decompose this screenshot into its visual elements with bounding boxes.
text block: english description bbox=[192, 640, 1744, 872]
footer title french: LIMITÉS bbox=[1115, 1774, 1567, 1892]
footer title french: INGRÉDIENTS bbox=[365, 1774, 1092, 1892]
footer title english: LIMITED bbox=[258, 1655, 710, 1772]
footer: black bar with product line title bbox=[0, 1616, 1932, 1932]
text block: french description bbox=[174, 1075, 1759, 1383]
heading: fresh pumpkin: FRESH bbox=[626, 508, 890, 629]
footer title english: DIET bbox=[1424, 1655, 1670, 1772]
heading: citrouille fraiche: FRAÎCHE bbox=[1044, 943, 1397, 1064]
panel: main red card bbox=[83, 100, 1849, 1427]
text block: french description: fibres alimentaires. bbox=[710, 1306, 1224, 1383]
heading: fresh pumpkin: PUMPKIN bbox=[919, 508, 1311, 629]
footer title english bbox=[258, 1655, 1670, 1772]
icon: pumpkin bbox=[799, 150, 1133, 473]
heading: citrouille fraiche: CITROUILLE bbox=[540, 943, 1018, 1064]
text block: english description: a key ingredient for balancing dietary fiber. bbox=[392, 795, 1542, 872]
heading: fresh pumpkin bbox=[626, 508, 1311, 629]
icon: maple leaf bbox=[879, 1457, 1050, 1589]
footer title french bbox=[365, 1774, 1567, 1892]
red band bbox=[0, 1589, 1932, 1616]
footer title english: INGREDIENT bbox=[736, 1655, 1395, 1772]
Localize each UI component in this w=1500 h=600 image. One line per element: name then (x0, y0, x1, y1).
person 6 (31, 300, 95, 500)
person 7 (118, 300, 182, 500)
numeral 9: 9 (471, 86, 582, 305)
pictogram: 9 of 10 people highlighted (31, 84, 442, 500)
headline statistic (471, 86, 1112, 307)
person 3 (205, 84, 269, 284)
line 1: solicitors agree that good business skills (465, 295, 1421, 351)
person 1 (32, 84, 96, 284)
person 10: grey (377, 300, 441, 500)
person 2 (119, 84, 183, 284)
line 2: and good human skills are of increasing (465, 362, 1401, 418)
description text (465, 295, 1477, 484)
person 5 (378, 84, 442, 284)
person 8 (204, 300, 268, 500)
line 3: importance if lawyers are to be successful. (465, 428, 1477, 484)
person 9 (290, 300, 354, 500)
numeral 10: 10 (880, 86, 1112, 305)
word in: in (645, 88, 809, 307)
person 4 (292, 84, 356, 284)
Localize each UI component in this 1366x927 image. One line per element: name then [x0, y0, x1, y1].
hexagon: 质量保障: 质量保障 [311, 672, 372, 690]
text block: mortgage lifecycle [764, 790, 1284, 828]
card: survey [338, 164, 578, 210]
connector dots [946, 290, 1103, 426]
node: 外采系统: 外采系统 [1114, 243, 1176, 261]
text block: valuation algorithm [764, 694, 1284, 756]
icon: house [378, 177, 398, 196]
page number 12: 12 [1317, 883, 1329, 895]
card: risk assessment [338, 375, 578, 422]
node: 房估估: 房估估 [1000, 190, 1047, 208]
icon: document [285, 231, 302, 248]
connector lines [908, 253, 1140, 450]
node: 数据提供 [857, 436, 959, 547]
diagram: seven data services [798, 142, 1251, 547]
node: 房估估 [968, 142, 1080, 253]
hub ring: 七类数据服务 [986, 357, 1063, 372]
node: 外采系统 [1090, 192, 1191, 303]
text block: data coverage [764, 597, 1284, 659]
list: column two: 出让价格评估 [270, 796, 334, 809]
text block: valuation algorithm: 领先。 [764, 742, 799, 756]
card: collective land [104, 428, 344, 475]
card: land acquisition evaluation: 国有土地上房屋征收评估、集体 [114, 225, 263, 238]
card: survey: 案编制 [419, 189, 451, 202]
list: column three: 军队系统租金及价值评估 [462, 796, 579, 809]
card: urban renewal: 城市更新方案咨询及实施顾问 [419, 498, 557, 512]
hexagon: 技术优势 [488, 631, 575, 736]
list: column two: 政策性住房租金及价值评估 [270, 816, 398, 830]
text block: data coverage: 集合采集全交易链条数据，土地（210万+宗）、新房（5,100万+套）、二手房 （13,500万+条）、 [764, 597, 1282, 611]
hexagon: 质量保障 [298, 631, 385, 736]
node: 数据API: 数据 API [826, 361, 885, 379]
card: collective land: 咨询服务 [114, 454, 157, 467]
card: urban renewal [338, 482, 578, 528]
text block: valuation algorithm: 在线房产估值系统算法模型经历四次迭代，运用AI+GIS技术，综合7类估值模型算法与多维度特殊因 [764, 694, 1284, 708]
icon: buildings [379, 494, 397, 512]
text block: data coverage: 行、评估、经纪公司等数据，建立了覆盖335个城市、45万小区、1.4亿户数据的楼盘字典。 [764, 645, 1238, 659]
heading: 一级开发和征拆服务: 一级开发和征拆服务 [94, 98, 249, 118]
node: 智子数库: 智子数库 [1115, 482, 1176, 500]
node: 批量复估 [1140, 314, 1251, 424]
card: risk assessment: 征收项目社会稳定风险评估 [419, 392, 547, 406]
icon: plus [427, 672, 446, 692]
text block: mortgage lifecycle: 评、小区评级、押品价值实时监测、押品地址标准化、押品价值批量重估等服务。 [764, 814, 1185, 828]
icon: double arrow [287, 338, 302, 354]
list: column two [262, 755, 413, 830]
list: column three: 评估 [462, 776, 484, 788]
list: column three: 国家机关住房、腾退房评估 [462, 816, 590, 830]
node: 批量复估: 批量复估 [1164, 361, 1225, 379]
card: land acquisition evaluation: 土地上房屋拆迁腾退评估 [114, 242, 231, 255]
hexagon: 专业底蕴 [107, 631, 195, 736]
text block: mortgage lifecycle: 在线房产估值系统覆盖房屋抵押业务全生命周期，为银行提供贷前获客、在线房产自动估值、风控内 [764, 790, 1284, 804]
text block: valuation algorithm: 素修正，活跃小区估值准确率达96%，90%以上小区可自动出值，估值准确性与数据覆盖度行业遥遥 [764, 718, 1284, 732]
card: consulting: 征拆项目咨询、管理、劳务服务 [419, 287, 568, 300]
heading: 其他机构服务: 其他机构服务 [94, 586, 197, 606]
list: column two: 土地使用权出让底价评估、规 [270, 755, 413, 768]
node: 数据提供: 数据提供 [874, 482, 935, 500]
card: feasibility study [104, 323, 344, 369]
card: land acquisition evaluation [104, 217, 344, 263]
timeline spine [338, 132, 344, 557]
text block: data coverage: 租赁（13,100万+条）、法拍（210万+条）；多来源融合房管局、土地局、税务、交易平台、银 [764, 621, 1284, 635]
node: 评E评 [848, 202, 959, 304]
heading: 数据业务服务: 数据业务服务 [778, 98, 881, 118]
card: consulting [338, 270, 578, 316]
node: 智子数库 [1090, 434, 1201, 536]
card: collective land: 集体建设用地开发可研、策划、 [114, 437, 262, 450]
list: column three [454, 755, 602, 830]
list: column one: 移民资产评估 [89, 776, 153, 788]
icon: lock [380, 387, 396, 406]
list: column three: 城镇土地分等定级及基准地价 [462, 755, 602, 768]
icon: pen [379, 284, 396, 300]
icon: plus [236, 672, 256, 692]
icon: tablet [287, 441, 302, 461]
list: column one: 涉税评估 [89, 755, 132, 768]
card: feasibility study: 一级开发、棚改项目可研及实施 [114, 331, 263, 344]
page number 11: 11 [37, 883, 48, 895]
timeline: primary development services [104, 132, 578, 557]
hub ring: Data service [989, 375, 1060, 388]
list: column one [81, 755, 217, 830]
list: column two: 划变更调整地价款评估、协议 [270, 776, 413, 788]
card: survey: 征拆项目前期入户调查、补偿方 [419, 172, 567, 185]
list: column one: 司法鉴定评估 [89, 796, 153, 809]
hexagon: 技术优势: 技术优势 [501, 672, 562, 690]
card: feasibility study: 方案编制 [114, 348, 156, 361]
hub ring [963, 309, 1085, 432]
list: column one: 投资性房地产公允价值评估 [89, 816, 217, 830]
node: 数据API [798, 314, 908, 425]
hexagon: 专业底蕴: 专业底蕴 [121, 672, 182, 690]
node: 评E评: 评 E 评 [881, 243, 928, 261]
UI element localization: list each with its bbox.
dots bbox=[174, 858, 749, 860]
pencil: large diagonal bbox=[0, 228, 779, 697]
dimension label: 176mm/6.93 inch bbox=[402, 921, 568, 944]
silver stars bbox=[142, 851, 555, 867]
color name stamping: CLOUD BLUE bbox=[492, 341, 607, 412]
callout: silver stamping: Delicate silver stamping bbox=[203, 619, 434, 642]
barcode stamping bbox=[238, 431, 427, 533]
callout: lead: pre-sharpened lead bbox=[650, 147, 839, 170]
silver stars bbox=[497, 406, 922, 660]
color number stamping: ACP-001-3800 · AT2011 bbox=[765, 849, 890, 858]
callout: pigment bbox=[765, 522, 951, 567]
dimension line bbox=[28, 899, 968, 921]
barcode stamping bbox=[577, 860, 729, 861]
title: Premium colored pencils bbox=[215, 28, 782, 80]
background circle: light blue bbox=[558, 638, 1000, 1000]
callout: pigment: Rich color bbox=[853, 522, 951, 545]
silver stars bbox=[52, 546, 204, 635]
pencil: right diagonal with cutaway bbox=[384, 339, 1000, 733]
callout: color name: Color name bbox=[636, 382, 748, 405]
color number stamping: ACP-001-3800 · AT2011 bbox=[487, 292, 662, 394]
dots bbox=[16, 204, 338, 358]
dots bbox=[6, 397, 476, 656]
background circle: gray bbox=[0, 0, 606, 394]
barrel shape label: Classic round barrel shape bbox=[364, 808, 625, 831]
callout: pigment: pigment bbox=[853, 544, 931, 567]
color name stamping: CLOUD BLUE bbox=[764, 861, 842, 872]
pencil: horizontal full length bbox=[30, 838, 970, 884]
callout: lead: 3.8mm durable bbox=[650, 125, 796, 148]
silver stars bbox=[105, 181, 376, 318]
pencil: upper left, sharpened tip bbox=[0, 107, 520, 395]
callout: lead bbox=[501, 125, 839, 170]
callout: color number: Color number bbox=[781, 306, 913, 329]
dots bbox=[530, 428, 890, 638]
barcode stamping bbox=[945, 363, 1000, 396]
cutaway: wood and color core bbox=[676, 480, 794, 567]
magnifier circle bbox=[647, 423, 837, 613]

• _Challenge_: Update the data from its first line up to and including the line with "panel: main red", changing "black bar" to "dark bar" and leaving everything else as it is. Give back only those lines.

• _Worked solution_:
decompose this screenshot into its visual elements with bounding boxes.
text block: english description bbox=[192, 640, 1744, 872]
footer title french: LIMITÉS bbox=[1115, 1774, 1567, 1892]
footer title french: INGRÉDIENTS bbox=[365, 1774, 1092, 1892]
footer title english: LIMITED bbox=[258, 1655, 710, 1772]
footer: dark bar with product line title bbox=[0, 1616, 1932, 1932]
text block: french description bbox=[174, 1075, 1759, 1383]
heading: fresh pumpkin: FRESH bbox=[626, 508, 890, 629]
footer title english: DIET bbox=[1424, 1655, 1670, 1772]
heading: citrouille fraiche: FRAÎCHE bbox=[1044, 943, 1397, 1064]
panel: main red card bbox=[83, 100, 1849, 1427]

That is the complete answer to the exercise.